• [WHAT TO PRODUCE]: Give the lines starting with the line containing "Enumerate the UI" and going on through the line containing "sidebar-item-label: Application Rules" as a JSON list of strings, one string per line, leaving out any blank lines.

--- start of DATA LINES ---

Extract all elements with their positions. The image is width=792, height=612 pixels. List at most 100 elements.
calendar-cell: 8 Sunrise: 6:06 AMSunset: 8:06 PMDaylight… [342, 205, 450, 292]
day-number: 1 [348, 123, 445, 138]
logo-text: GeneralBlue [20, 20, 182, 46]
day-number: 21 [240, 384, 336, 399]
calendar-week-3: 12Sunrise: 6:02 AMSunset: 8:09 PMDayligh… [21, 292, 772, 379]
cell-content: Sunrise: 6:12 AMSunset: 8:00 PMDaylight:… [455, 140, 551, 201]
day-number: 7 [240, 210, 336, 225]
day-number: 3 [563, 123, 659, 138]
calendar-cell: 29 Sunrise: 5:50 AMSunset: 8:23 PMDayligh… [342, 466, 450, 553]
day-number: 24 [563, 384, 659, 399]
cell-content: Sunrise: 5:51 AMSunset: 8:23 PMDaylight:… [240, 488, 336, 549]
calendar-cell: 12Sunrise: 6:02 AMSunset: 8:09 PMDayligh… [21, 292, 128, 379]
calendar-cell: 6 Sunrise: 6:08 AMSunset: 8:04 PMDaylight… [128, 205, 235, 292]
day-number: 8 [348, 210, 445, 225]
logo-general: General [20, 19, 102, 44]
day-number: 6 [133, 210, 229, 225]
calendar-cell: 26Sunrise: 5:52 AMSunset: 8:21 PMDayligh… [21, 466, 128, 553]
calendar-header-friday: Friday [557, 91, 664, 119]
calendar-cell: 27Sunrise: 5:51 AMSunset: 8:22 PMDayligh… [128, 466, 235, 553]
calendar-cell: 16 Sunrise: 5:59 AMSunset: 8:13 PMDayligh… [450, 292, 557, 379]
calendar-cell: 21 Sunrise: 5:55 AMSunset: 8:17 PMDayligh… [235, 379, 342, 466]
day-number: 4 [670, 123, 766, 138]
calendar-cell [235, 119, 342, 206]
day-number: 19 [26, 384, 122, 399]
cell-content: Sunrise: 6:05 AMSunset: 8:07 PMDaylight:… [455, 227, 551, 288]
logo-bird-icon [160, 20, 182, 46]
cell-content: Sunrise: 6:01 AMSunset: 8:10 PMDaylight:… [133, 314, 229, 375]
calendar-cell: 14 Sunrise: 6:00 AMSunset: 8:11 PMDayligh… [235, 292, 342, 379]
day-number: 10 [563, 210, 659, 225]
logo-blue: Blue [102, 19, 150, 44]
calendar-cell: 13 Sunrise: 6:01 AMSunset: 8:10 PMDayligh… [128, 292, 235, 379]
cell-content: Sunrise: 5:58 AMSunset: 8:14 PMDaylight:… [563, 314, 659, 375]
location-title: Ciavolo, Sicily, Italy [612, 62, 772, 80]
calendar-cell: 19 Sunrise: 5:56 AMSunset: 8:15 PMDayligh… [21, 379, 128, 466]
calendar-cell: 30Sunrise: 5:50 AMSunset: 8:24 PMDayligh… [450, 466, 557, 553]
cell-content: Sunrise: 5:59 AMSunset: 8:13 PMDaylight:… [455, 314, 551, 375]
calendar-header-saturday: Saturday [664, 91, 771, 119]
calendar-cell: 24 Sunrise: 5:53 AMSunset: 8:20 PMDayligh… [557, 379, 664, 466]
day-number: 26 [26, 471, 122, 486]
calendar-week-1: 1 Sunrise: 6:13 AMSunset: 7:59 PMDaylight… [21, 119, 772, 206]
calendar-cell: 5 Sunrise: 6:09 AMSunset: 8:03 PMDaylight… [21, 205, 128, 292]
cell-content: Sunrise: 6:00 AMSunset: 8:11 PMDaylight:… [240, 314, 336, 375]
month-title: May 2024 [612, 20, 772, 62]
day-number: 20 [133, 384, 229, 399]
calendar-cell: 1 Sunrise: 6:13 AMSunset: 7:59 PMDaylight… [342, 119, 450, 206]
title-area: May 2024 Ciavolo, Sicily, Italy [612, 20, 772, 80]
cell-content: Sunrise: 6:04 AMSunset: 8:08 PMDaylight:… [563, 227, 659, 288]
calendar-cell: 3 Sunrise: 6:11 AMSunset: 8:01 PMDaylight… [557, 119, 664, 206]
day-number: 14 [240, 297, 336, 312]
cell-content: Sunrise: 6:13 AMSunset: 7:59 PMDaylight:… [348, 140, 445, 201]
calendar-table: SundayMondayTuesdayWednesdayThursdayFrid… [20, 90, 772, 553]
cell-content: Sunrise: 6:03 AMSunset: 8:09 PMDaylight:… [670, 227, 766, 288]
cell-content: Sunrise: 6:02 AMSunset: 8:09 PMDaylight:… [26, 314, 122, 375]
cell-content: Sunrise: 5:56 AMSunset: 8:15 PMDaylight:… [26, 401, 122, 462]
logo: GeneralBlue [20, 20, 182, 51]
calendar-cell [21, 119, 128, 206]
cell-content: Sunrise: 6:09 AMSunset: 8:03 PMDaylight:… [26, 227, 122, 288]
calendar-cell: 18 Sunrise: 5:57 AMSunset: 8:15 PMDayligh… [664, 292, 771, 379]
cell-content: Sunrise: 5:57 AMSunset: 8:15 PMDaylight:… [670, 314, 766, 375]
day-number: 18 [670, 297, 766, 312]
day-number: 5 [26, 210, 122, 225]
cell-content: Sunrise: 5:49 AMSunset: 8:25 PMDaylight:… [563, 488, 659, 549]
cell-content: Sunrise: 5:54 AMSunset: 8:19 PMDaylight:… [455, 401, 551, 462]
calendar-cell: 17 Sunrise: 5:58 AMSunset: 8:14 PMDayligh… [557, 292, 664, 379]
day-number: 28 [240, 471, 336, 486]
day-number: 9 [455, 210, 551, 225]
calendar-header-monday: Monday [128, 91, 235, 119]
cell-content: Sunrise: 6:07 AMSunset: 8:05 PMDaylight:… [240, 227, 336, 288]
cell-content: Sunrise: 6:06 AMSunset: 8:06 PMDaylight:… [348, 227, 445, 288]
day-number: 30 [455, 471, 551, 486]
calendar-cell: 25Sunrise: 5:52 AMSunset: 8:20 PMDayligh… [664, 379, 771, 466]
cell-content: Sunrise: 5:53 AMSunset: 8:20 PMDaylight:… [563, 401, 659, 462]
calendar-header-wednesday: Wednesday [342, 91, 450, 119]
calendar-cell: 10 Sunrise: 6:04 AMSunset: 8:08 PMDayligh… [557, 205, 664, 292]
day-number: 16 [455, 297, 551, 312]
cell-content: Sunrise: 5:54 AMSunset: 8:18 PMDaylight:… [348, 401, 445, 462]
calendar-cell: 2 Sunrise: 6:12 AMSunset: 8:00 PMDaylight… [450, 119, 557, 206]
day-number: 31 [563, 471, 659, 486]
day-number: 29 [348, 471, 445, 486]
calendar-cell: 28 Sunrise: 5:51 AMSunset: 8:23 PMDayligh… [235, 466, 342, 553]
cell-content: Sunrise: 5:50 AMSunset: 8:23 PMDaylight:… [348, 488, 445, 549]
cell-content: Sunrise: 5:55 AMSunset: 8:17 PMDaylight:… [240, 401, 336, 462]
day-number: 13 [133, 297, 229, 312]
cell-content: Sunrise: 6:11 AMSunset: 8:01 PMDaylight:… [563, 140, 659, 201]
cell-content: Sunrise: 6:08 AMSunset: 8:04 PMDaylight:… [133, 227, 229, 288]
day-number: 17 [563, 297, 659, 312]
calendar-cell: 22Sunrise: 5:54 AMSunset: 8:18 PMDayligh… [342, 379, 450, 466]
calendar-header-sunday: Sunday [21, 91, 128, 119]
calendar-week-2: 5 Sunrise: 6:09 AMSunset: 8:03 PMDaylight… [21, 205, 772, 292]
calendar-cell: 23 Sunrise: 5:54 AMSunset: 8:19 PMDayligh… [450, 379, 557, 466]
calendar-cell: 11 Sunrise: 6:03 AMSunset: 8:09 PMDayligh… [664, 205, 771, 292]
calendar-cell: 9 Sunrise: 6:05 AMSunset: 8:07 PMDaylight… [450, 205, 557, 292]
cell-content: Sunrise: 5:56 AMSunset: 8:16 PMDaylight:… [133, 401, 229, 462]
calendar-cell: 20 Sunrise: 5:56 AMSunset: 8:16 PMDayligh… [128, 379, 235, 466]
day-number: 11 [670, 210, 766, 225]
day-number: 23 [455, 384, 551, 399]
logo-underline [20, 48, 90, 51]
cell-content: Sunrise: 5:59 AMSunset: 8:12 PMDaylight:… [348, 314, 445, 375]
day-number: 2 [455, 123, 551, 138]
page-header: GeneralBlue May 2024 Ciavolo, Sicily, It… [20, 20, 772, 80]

--- end of DATA LINES ---
--- start of DATA LINES ---

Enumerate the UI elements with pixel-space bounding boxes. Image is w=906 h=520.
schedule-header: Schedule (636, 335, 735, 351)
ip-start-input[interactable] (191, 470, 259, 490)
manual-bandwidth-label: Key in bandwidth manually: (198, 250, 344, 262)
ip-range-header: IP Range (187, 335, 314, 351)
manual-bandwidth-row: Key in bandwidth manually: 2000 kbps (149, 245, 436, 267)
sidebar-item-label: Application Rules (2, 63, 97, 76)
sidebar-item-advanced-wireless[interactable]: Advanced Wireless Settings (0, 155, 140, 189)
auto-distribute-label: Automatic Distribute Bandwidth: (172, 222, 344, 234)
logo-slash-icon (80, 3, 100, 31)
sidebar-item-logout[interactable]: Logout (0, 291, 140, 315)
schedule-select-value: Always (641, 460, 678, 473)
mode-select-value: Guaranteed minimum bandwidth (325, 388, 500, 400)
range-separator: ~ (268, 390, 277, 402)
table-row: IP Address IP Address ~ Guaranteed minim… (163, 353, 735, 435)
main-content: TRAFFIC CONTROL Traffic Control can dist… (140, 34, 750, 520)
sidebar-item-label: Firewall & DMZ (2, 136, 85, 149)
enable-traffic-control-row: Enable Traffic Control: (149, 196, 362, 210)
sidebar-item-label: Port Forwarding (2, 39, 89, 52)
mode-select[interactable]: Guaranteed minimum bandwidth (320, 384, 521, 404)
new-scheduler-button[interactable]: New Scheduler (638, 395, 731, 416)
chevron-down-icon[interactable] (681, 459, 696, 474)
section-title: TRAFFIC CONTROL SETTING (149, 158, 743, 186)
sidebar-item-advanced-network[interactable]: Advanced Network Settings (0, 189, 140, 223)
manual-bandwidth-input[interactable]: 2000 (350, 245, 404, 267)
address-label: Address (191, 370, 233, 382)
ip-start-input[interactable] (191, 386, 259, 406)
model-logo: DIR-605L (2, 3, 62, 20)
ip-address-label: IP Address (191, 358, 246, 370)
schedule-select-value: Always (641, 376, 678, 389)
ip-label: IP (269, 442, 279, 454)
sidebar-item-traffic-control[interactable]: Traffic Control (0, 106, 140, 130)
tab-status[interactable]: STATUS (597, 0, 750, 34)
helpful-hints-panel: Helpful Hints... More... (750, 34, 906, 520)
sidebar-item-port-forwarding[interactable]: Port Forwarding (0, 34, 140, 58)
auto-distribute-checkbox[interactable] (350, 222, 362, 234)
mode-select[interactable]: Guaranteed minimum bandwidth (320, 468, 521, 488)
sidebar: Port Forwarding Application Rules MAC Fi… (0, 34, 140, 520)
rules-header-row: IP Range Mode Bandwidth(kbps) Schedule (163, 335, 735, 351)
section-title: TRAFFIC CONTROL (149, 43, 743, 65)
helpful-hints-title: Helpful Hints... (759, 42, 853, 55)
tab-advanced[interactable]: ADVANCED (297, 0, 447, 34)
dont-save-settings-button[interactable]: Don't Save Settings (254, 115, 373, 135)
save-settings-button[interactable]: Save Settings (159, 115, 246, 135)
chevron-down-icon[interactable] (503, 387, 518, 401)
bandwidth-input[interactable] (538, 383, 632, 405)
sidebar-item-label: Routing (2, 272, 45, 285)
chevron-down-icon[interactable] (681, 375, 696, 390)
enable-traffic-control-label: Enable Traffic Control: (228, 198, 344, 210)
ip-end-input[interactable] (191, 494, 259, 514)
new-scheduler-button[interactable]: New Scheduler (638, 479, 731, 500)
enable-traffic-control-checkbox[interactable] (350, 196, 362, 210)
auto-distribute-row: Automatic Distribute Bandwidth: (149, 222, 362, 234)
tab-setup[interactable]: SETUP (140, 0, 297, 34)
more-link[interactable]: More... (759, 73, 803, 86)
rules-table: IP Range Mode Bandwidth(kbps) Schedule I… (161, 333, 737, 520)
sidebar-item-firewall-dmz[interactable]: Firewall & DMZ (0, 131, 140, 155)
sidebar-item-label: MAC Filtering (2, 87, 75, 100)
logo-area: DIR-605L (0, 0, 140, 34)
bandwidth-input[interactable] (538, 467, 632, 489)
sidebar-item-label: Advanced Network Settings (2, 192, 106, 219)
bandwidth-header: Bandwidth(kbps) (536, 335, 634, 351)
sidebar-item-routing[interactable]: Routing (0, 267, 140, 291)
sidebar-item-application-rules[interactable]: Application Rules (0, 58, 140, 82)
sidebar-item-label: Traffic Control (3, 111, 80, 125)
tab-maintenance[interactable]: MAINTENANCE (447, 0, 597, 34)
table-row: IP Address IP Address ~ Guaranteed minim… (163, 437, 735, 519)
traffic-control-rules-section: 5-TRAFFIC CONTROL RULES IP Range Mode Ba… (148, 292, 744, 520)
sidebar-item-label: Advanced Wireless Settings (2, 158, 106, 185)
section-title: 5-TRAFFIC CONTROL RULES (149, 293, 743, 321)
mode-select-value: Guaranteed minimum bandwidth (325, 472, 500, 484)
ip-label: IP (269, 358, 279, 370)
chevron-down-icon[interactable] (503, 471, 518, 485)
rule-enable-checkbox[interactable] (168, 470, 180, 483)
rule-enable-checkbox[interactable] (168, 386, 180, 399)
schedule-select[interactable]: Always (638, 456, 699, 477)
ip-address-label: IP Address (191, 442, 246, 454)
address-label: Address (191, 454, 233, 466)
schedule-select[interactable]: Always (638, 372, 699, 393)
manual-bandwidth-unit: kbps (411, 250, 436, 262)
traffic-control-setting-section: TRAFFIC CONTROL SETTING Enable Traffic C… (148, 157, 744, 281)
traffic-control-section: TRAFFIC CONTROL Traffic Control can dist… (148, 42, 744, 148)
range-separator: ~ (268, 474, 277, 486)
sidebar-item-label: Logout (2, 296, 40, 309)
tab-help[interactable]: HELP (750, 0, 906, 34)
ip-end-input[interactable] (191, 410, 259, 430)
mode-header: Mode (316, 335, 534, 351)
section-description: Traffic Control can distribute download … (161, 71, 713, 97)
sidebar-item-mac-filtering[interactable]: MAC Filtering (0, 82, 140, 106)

--- end of DATA LINES ---
--- start of DATA LINES ---

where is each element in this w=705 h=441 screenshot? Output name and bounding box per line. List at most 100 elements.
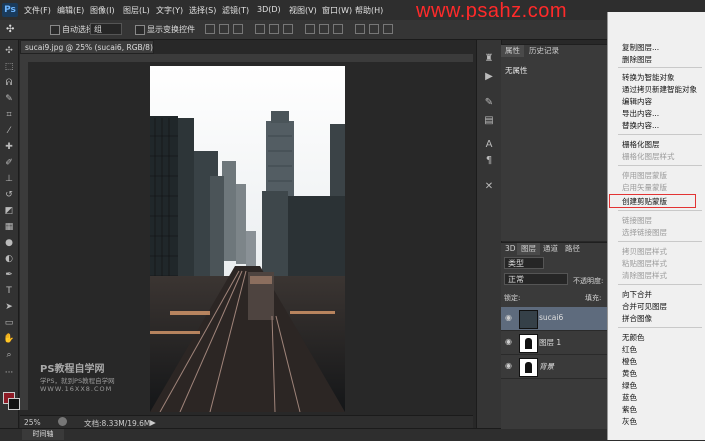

--- end of DATA LINES ---

• [TASK OUTPUT]:
[
  "Enumerate the UI elements with pixel-space bounding boxes. Image is w=906 h=520.",
  "schedule-header: Schedule (636, 335, 735, 351)",
  "ip-start-input[interactable] (191, 470, 259, 490)",
  "manual-bandwidth-label: Key in bandwidth manually: (198, 250, 344, 262)",
  "ip-range-header: IP Range (187, 335, 314, 351)",
  "manual-bandwidth-row: Key in bandwidth manually: 2000 kbps (149, 245, 436, 267)",
  "sidebar-item-label: Application Rules (2, 63, 97, 76)"
]